* STATED GOAL *
Write out the material below again, unchanged.

**********

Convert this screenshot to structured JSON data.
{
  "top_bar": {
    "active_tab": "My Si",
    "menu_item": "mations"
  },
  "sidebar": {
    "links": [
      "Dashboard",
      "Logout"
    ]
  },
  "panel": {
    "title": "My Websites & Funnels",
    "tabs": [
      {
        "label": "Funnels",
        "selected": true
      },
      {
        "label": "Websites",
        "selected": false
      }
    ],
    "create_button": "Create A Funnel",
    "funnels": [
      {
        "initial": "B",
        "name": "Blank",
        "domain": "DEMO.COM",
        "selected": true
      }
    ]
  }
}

**********

* RESPONSE *
Convert this screenshot to structured JSON data.
{
  "top_bar": {
    "active_tab": "My Si",
    "menu_item": "mations"
  },
  "sidebar": {
    "links": [
      "Dashboard",
      "Logout"
    ]
  },
  "panel": {
    "title": "My Websites & Funnels",
    "tabs": [
      {
        "label": "Funnels",
        "selected": true
      },
      {
        "label": "Websites",
        "selected": false
      }
    ],
    "create_button": "Create A Funnel",
    "funnels": [
      {
        "initial": "B",
        "name": "Blank",
        "domain": "DEMO.COM",
        "selected": true
      }
    ]
  }
}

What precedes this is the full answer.